- [PROBLEMS TO SOLVE]:
**1)** In the Schedule 13D excerpt, what date is given for the Joint Filing Agreement listed as Exhibit A?
**2)** Continue the Schedule 13D excerpt from its last sentence.

- [SELECTED EXCERPT]:

-- -- --

ITEM 6. CONTRACTS, ARRANGEMENTS, UNDERSTANDINGS OR RELATIONSHIPS WITH RESPECT TO
        SECURITIES OF THE ISSUER.

     The description of the Proposal set forth in Item 4 above is incorporated
by reference in its entirety into this Item 6.

     Except for the arrangements described in Items 4 and 5(d) above, to the
best knowledge of the AG Reporting Persons there are no contracts, arrangements,
understandings or relationships (legal or otherwise) between the persons
enumerated in Item 2 and any other person with respect to any securities of the
Issuer, including but not limited to, transfer or voting of any of the Shares,
finder's fees, joint ventures, loan or option arrangements, puts or calls,
guarantees of profits, division of profits or loss, or the giving or withholding
of proxies.

ITEM 7. MATERIAL TO BE FILED AS EXHIBITS.

     Exhibit A - Joint Filing Agreement, dated January 24, 2008, by and among
Angelo Gordon, Mr. Angelo and Mr. Gordon.




CUSIP NO. 675746309                                          PAGE 8 OF 10 PAGES


     Exhibit B - Proposal Letter, dated January 14, 2008 (incorporated by
reference to Exhibit 7.01 to Amendment No. 1 to Schedule 13D filed by the
Management Reporting Persons on January 15, 2008).

     Exhibit C - Letter Agreement, dated January 14, 2008, among Mr. Erbey, the
Issuer and OCM Principal Opportunities Fund IV, L.P. (incorporated by reference
to Exhibit 7.02 to Amendment No. 1 to Schedule 13D filed by the Management
Reporting Persons on January 15, 2008).

     Exhibit D - Letter Agreement, dated January 14, 2008, among Mr. Erbey, the
Issuer and Angelo Gordon (incorporated by reference to Exhibit 7.03 to Amendment
No. 1 to Schedule 13D filed by the Management Reporting Persons on January 15,
2008).




CUSIP NO. 675746309                                          PAGE 9 OF 10 PAGES


                                   SIGNATURES


     After reasonable inquiry and to the best of our knowledge and belief, the
undersigned certify that the information set forth in this statement is true,
complete and correct.

-- -- --

- [DATA LINES]:
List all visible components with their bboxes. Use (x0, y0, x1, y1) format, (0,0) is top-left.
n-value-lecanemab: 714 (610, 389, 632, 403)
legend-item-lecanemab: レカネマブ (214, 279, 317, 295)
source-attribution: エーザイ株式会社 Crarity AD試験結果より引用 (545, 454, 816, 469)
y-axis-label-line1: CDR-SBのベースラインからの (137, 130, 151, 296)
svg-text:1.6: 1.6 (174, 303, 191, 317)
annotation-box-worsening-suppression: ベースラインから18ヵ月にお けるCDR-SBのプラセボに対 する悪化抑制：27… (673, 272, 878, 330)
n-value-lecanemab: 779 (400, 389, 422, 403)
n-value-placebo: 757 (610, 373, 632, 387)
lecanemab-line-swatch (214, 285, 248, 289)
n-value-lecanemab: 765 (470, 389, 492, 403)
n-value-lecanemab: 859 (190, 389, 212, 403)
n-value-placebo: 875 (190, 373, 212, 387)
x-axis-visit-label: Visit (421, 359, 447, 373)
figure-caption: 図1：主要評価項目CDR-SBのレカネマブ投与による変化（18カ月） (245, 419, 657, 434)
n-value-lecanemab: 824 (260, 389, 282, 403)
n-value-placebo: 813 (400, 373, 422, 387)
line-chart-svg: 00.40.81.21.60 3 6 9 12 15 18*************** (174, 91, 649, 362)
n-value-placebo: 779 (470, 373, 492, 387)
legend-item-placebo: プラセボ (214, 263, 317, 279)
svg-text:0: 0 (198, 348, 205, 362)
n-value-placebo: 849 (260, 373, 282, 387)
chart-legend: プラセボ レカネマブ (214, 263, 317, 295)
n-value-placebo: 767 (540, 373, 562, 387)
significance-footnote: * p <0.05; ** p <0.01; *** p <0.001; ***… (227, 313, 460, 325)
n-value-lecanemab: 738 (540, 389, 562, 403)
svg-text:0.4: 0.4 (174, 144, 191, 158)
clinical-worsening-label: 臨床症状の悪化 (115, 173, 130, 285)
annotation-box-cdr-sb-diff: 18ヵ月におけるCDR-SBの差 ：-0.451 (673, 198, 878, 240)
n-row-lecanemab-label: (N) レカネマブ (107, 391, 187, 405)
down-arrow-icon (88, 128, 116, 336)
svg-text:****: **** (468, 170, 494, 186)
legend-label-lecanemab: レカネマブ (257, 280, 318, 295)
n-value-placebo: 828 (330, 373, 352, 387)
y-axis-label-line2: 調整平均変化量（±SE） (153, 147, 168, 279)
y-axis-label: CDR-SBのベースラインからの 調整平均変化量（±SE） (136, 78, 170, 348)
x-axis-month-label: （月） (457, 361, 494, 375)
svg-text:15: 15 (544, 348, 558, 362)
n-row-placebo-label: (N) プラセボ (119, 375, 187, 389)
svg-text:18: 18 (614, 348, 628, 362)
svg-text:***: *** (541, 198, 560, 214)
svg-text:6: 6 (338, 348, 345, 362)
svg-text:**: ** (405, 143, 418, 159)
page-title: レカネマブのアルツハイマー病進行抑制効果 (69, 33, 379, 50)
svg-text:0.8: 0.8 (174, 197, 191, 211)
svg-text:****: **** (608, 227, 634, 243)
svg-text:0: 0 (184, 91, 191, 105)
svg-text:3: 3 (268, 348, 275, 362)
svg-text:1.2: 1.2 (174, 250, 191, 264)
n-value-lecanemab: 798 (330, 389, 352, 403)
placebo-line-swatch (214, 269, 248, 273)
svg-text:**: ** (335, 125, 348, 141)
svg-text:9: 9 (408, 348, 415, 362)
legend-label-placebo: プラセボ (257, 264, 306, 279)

-- -- --

- [ANSWERS IN ORDER]:
**1)** January 24, 2008

**2)**
                                                 
Date:    January 24, 2008                              ANGELO, GORDON & CO., L.P.


                                                       By: /s/ Michael L. Gordon
                                                           -----------------------------------------
                                                           Name:  Michael L. Gordon
                                                           Title: Chief Operating Officer

Date:    January 24, 2008                              JOHN M. ANGELO


                                                       /s/ John M. Angelo
                                                       ---------------------------------------------

Date:    January 24, 2008                              MICHAEL L. GORDON


                                                       /s/ Michael L. Gordon
                                                       ---------------------------------------------








CUSIP NO. 675746309                                          PAGE 10 OF 10 PAGES



                                    EXHIBIT A

                             JOINT FILING AGREEMENT

     The undersigned hereby agree that the statement on Schedule 13D with
respect to the common stock, $0.01 par value per share, of Ocwen Financial
Corporation, dated as of January 24, 2008, is, and any amendments thereto
(including amendments on Schedule 13G) signed by each of the undersigned shall
be, filed on behalf of each of us pursuant to and in accordance with the
provisions of Rule 13d-1(k) under the Securities Exchange Act of 1934.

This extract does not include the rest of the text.